[Data records]
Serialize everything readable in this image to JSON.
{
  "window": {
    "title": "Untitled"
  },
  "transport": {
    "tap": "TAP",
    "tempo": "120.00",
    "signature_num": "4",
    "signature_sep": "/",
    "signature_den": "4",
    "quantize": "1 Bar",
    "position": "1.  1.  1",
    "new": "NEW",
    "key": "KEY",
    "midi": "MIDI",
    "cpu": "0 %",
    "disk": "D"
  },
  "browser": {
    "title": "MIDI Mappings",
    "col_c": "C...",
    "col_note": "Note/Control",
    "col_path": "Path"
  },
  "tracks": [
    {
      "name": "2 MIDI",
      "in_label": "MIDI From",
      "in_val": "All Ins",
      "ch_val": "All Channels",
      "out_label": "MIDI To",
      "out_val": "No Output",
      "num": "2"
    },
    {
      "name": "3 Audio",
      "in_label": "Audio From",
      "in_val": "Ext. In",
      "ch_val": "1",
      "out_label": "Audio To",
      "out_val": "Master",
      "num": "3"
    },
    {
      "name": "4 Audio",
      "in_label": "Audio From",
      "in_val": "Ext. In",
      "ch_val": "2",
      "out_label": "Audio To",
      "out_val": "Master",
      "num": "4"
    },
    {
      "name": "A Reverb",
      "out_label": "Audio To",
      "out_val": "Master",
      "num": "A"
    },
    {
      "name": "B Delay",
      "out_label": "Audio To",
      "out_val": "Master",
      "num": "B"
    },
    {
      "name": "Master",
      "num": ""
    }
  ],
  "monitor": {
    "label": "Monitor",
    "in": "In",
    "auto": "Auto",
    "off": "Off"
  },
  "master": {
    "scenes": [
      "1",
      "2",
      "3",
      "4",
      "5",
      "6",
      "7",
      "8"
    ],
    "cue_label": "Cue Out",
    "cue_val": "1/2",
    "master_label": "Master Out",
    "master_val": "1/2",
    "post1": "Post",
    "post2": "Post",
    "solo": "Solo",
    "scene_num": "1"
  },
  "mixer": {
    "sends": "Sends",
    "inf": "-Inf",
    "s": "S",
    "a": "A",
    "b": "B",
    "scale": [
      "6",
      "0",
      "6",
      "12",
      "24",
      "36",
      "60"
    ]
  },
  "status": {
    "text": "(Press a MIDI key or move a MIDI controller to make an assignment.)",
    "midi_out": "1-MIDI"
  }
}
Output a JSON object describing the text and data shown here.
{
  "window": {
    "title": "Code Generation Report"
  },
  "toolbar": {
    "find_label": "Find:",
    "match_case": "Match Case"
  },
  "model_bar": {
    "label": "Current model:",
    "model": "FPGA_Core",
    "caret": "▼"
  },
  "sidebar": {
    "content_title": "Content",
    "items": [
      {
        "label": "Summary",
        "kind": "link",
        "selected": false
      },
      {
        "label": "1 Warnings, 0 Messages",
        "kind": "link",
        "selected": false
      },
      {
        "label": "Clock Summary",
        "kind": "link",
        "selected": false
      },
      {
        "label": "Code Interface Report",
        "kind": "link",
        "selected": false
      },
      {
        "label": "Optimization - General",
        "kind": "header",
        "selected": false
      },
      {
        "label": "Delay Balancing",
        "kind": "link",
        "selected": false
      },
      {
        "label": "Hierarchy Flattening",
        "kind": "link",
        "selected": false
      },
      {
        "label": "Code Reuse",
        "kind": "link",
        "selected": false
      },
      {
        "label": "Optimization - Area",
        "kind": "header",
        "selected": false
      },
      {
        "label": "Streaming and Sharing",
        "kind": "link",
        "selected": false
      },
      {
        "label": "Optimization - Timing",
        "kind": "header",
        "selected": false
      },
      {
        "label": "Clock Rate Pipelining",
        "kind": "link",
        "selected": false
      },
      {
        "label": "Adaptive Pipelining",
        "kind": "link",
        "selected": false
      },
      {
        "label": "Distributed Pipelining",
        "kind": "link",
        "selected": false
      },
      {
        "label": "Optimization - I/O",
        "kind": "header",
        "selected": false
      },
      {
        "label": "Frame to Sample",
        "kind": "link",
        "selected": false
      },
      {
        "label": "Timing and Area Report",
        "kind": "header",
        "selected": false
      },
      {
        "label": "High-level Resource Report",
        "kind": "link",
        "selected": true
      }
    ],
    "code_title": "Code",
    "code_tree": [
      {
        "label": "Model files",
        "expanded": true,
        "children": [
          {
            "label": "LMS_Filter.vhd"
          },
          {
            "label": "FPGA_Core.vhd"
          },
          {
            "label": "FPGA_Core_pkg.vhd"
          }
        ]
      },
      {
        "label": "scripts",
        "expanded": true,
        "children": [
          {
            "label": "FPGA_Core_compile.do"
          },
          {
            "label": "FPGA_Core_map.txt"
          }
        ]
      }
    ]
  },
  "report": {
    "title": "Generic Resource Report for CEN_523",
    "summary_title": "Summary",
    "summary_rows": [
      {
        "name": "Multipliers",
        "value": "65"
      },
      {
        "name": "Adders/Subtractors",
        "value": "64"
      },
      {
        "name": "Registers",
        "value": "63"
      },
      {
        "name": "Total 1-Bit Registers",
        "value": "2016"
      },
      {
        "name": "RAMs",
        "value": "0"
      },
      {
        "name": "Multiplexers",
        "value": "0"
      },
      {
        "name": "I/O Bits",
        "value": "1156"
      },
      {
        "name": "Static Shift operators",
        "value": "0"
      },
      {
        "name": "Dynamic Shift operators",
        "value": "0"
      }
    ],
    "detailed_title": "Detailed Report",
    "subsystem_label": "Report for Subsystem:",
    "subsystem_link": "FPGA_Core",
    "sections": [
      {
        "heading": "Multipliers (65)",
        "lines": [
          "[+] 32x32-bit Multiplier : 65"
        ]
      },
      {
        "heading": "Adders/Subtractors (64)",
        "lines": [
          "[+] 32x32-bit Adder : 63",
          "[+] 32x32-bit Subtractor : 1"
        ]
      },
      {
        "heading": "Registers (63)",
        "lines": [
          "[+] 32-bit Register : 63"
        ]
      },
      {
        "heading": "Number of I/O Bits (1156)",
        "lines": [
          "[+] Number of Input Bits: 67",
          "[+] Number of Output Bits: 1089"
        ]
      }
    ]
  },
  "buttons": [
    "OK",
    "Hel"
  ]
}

What you will do:
Reproduce the material exactly, with every line intact.

Answer to this problem:
Serialize everything readable in this image to JSON.
{
  "window": {
    "title": "Untitled"
  },
  "transport": {
    "tap": "TAP",
    "tempo": "120.00",
    "signature_num": "4",
    "signature_sep": "/",
    "signature_den": "4",
    "quantize": "1 Bar",
    "position": "1.  1.  1",
    "new": "NEW",
    "key": "KEY",
    "midi": "MIDI",
    "cpu": "0 %",
    "disk": "D"
  },
  "browser": {
    "title": "MIDI Mappings",
    "col_c": "C...",
    "col_note": "Note/Control",
    "col_path": "Path"
  },
  "tracks": [
    {
      "name": "2 MIDI",
      "in_label": "MIDI From",
      "in_val": "All Ins",
      "ch_val": "All Channels",
      "out_label": "MIDI To",
      "out_val": "No Output",
      "num": "2"
    },
    {
      "name": "3 Audio",
      "in_label": "Audio From",
      "in_val": "Ext. In",
      "ch_val": "1",
      "out_label": "Audio To",
      "out_val": "Master",
      "num": "3"
    },
    {
      "name": "4 Audio",
      "in_label": "Audio From",
      "in_val": "Ext. In",
      "ch_val": "2",
      "out_label": "Audio To",
      "out_val": "Master",
      "num": "4"
    },
    {
      "name": "A Reverb",
      "out_label": "Audio To",
      "out_val": "Master",
      "num": "A"
    },
    {
      "name": "B Delay",
      "out_label": "Audio To",
      "out_val": "Master",
      "num": "B"
    },
    {
      "name": "Master",
      "num": ""
    }
  ],
  "monitor": {
    "label": "Monitor",
    "in": "In",
    "auto": "Auto",
    "off": "Off"
  },
  "master": {
    "scenes": [
      "1",
      "2",
      "3",
      "4",
      "5",
      "6",
      "7",
      "8"
    ],
    "cue_label": "Cue Out",
    "cue_val": "1/2",
    "master_label": "Master Out",
    "master_val": "1/2",
    "post1": "Post",
    "post2": "Post",
    "solo": "Solo",
    "scene_num": "1"
  },
  "mixer": {
    "sends": "Sends",
    "inf": "-Inf",
    "s": "S",
    "a": "A",
    "b": "B",
    "scale": [
      "6",
      "0",
      "6",
      "12",
      "24",
      "36",
      "60"
    ]
  },
  "status": {
    "text": "(Press a MIDI key or move a MIDI controller to make an assignment.)",
    "midi_out": "1-MIDI"
  }
}
Output a JSON object describing the text and data shown here.
{
  "window": {
    "title": "Code Generation Report"
  },
  "toolbar": {
    "find_label": "Find:",
    "match_case": "Match Case"
  },
  "model_bar": {
    "label": "Current model:",
    "model": "FPGA_Core",
    "caret": "▼"
  },
  "sidebar": {
    "content_title": "Content",
    "items": [
      {
        "label": "Summary",
        "kind": "link",
        "selected": false
      },
      {
        "label": "1 Warnings, 0 Messages",
        "kind": "link",
        "selected": false
      },
      {
        "label": "Clock Summary",
        "kind": "link",
        "selected": false
      },
      {
        "label": "Code Interface Report",
        "kind": "link",
        "selected": false
      },
      {
        "label": "Optimization - General",
        "kind": "header",
        "selected": false
      },
      {
        "label": "Delay Balancing",
        "kind": "link",
        "selected": false
      },
      {
        "label": "Hierarchy Flattening",
        "kind": "link",
        "selected": false
      },
      {
        "label": "Code Reuse",
        "kind": "link",
        "selected": false
      },
      {
        "label": "Optimization - Area",
        "kind": "header",
        "selected": false
      },
      {
        "label": "Streaming and Sharing",
        "kind": "link",
        "selected": false
      },
      {
        "label": "Optimization - Timing",
        "kind": "header",
        "selected": false
      },
      {
        "label": "Clock Rate Pipelining",
        "kind": "link",
        "selected": false
      },
      {
        "label": "Adaptive Pipelining",
        "kind": "link",
        "selected": false
      },
      {
        "label": "Distributed Pipelining",
        "kind": "link",
        "selected": false
      },
      {
        "label": "Optimization - I/O",
        "kind": "header",
        "selected": false
      },
      {
        "label": "Frame to Sample",
        "kind": "link",
        "selected": false
      },
      {
        "label": "Timing and Area Report",
        "kind": "header",
        "selected": false
      },
      {
        "label": "High-level Resource Report",
        "kind": "link",
        "selected": true
      }
    ],
    "code_title": "Code",
    "code_tree": [
      {
        "label": "Model files",
        "expanded": true,
        "children": [
          {
            "label": "LMS_Filter.vhd"
          },
          {
            "label": "FPGA_Core.vhd"
          },
          {
            "label": "FPGA_Core_pkg.vhd"
          }
        ]
      },
      {
        "label": "scripts",
        "expanded": true,
        "children": [
          {
            "label": "FPGA_Core_compile.do"
          },
          {
            "label": "FPGA_Core_map.txt"
          }
        ]
      }
    ]
  },
  "report": {
    "title": "Generic Resource Report for CEN_523",
    "summary_title": "Summary",
    "summary_rows": [
      {
        "name": "Multipliers",
        "value": "65"
      },
      {
        "name": "Adders/Subtractors",
        "value": "64"
      },
      {
        "name": "Registers",
        "value": "63"
      },
      {
        "name": "Total 1-Bit Registers",
        "value": "2016"
      },
      {
        "name": "RAMs",
        "value": "0"
      },
      {
        "name": "Multiplexers",
        "value": "0"
      },
      {
        "name": "I/O Bits",
        "value": "1156"
      },
      {
        "name": "Static Shift operators",
        "value": "0"
      },
      {
        "name": "Dynamic Shift operators",
        "value": "0"
      }
    ],
    "detailed_title": "Detailed Report",
    "subsystem_label": "Report for Subsystem:",
    "subsystem_link": "FPGA_Core",
    "sections": [
      {
        "heading": "Multipliers (65)",
        "lines": [
          "[+] 32x32-bit Multiplier : 65"
        ]
      },
      {
        "heading": "Adders/Subtractors (64)",
        "lines": [
          "[+] 32x32-bit Adder : 63",
          "[+] 32x32-bit Subtractor : 1"
        ]
      },
      {
        "heading": "Registers (63)",
        "lines": [
          "[+] 32-bit Register : 63"
        ]
      },
      {
        "heading": "Number of I/O Bits (1156)",
        "lines": [
          "[+] Number of Input Bits: 67",
          "[+] Number of Output Bits: 1089"
        ]
      }
    ]
  },
  "buttons": [
    "OK",
    "Hel"
  ]
}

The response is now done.